─── Records to process

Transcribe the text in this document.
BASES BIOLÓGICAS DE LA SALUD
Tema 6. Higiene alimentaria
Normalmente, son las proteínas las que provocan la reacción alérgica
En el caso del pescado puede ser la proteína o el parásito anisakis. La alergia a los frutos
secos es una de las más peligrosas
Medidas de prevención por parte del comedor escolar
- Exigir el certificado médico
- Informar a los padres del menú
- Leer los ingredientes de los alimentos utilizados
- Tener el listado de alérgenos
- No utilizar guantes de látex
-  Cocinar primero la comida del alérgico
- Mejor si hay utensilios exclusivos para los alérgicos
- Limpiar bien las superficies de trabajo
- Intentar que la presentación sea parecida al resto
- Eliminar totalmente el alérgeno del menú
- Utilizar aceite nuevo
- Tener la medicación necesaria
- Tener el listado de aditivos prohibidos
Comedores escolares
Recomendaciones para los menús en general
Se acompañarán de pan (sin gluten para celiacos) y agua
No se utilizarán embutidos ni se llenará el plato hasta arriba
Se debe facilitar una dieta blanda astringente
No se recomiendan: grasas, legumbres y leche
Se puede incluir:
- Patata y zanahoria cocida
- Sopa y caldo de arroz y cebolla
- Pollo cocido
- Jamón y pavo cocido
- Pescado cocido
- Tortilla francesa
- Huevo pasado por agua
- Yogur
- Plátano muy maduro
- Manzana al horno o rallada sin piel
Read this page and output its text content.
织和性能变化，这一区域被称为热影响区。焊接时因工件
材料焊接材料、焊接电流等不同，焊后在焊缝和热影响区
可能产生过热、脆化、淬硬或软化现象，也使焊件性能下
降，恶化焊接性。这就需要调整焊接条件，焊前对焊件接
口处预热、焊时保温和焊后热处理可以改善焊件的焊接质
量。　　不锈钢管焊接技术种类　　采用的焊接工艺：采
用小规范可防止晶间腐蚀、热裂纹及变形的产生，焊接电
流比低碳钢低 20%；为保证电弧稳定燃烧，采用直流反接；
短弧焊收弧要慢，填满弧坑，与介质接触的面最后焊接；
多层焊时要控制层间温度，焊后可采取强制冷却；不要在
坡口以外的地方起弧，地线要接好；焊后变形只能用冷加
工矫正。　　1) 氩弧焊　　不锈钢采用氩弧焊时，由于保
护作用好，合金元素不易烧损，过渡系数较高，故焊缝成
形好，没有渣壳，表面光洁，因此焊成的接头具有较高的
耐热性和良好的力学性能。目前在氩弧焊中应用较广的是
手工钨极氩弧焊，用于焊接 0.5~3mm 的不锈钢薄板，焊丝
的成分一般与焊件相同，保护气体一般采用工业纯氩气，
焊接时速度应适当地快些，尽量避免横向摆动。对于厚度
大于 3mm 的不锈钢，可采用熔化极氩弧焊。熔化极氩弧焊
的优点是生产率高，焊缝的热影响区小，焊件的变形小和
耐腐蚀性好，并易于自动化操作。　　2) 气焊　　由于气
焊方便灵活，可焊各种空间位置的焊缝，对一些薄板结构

──────

[Job] Output each entry precisely as given.

[Solution for this exercise]
Transcribe the text in this document.
BASES BIOLÓGICAS DE LA SALUD
Tema 6. Higiene alimentaria
Normalmente, son las proteínas las que provocan la reacción alérgica
En el caso del pescado puede ser la proteína o el parásito anisakis. La alergia a los frutos
secos es una de las más peligrosas
Medidas de prevención por parte del comedor escolar
- Exigir el certificado médico
- Informar a los padres del menú
- Leer los ingredientes de los alimentos utilizados
- Tener el listado de alérgenos
- No utilizar guantes de látex
-  Cocinar primero la comida del alérgico
- Mejor si hay utensilios exclusivos para los alérgicos
- Limpiar bien las superficies de trabajo
- Intentar que la presentación sea parecida al resto
- Eliminar totalmente el alérgeno del menú
- Utilizar aceite nuevo
- Tener la medicación necesaria
- Tener el listado de aditivos prohibidos
Comedores escolares
Recomendaciones para los menús en general
Se acompañarán de pan (sin gluten para celiacos) y agua
No se utilizarán embutidos ni se llenará el plato hasta arriba
Se debe facilitar una dieta blanda astringente
No se recomiendan: grasas, legumbres y leche
Se puede incluir:
- Patata y zanahoria cocida
- Sopa y caldo de arroz y cebolla
- Pollo cocido
- Jamón y pavo cocido
- Pescado cocido
- Tortilla francesa
- Huevo pasado por agua
- Yogur
- Plátano muy maduro
- Manzana al horno o rallada sin piel
Read this page and output its text content.
织和性能变化，这一区域被称为热影响区。焊接时因工件
材料焊接材料、焊接电流等不同，焊后在焊缝和热影响区
可能产生过热、脆化、淬硬或软化现象，也使焊件性能下
降，恶化焊接性。这就需要调整焊接条件，焊前对焊件接
口处预热、焊时保温和焊后热处理可以改善焊件的焊接质
量。　　不锈钢管焊接技术种类　　采用的焊接工艺：采
用小规范可防止晶间腐蚀、热裂纹及变形的产生，焊接电
流比低碳钢低 20%；为保证电弧稳定燃烧，采用直流反接；
短弧焊收弧要慢，填满弧坑，与介质接触的面最后焊接；
多层焊时要控制层间温度，焊后可采取强制冷却；不要在
坡口以外的地方起弧，地线要接好；焊后变形只能用冷加
工矫正。　　1) 氩弧焊　　不锈钢采用氩弧焊时，由于保
护作用好，合金元素不易烧损，过渡系数较高，故焊缝成
形好，没有渣壳，表面光洁，因此焊成的接头具有较高的
耐热性和良好的力学性能。目前在氩弧焊中应用较广的是
手工钨极氩弧焊，用于焊接 0.5~3mm 的不锈钢薄板，焊丝
的成分一般与焊件相同，保护气体一般采用工业纯氩气，
焊接时速度应适当地快些，尽量避免横向摆动。对于厚度
大于 3mm 的不锈钢，可采用熔化极氩弧焊。熔化极氩弧焊
的优点是生产率高，焊缝的热影响区小，焊件的变形小和
耐腐蚀性好，并易于自动化操作。　　2) 气焊　　由于气
焊方便灵活，可焊各种空间位置的焊缝，对一些薄板结构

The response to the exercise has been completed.